Extract every line below that contains the word "simple".

EXERCISE MATERIALS:
·····

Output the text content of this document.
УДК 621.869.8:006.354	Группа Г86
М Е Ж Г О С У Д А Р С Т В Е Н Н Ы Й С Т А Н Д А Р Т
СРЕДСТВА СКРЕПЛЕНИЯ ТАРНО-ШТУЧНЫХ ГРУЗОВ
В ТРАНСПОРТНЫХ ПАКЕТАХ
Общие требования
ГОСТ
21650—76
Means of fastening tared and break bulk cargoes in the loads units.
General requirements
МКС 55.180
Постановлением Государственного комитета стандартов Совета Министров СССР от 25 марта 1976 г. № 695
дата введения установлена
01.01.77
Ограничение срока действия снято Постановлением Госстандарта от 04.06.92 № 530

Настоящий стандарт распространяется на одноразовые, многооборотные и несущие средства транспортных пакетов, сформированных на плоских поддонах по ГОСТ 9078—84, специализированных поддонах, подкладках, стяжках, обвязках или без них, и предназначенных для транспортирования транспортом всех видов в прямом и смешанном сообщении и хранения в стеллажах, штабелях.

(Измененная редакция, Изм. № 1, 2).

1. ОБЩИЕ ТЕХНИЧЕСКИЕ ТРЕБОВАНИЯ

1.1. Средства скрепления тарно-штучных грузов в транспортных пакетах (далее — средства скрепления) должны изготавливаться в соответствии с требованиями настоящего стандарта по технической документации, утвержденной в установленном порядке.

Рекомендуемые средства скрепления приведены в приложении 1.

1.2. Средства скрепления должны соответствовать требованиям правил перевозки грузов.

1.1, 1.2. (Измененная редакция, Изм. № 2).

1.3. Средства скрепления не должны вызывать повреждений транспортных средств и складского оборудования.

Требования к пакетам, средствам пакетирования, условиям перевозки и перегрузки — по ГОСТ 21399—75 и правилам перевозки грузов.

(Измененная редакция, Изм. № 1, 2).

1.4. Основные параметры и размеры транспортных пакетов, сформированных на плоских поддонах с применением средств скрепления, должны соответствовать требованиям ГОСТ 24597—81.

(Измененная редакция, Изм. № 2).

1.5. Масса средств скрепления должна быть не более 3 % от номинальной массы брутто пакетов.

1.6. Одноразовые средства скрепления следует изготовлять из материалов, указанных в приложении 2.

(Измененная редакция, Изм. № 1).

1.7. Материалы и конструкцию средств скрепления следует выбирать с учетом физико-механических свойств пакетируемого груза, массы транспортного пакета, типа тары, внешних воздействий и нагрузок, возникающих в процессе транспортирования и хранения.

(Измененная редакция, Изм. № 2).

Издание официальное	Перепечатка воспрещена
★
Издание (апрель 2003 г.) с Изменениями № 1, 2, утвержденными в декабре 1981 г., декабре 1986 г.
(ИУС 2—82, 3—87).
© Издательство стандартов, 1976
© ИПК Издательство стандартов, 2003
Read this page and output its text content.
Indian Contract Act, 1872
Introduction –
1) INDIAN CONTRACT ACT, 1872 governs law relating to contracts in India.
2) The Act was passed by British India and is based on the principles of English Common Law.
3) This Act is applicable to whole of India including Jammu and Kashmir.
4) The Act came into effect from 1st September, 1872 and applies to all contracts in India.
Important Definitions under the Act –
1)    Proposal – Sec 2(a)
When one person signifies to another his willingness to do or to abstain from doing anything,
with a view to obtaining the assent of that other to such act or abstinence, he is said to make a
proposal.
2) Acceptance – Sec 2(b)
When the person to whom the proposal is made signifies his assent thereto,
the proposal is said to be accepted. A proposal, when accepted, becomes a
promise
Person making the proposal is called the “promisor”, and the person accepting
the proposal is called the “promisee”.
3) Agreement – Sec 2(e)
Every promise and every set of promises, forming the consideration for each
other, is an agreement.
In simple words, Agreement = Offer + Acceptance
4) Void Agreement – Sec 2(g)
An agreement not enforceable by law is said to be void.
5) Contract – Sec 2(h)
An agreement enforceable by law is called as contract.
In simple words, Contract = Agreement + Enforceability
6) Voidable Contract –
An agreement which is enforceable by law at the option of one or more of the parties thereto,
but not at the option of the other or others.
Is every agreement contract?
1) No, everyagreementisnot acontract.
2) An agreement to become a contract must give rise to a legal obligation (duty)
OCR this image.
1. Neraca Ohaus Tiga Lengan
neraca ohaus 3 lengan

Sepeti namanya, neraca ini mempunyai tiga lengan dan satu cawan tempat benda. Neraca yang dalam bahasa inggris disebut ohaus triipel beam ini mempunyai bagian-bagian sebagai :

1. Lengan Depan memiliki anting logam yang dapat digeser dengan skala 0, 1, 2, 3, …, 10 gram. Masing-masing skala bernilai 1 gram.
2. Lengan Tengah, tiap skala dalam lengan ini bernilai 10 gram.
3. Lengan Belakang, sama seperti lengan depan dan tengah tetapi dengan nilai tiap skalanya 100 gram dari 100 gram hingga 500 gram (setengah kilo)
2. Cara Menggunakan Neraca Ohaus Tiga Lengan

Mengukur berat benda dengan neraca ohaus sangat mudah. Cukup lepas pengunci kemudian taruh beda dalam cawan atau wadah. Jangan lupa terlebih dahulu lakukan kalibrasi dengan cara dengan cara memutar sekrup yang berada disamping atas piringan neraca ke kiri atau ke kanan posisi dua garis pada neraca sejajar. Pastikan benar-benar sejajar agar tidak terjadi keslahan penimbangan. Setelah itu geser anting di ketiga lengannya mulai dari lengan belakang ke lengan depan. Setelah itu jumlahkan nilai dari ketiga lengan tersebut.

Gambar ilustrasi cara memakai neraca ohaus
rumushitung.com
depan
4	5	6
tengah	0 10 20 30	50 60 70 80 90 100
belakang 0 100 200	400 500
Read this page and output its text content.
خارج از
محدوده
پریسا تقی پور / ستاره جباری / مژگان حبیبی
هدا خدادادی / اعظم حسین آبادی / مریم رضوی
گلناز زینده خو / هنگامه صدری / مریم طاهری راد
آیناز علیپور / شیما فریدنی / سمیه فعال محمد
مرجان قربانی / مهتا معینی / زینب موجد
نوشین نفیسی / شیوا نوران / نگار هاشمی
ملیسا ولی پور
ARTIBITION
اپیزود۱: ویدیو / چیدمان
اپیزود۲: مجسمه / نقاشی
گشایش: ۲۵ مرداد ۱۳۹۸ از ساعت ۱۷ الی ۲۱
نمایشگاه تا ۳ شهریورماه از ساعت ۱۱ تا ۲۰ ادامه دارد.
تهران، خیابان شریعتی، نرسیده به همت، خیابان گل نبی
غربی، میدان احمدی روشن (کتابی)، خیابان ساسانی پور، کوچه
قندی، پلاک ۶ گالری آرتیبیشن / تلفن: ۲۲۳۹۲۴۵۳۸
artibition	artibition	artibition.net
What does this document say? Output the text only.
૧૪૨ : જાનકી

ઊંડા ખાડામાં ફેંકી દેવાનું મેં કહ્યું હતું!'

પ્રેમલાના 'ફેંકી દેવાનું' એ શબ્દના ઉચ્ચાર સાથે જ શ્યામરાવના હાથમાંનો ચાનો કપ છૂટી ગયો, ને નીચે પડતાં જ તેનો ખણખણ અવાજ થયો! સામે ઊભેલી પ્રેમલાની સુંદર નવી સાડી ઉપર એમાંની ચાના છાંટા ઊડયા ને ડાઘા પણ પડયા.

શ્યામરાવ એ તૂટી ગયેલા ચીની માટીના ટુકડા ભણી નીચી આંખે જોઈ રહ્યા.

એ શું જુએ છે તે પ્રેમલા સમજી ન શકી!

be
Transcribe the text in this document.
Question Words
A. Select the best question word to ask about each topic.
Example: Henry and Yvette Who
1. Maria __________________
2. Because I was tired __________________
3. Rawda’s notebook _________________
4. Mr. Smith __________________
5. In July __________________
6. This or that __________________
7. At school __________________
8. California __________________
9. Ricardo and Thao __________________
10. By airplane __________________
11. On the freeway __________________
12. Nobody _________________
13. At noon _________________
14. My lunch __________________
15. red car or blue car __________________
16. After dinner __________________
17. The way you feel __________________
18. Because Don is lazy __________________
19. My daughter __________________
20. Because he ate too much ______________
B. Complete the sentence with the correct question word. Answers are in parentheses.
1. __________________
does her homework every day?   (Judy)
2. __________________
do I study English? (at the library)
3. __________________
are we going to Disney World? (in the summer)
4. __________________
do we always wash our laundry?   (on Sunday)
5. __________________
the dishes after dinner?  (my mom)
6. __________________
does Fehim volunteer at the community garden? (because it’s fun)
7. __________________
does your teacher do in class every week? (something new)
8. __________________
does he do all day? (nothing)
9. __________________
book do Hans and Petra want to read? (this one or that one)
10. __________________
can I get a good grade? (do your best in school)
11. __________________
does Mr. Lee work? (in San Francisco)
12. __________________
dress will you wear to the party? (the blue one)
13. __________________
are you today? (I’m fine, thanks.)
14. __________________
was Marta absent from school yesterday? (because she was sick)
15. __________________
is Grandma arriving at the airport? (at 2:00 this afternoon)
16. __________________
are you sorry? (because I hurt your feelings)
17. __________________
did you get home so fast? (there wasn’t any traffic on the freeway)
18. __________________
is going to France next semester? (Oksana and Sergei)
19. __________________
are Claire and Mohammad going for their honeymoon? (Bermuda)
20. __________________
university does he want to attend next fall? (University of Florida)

·····

TASK RESULT:
In simple words, Agreement = Offer + Acceptance
In simple words, Contract = Agreement + Enforceability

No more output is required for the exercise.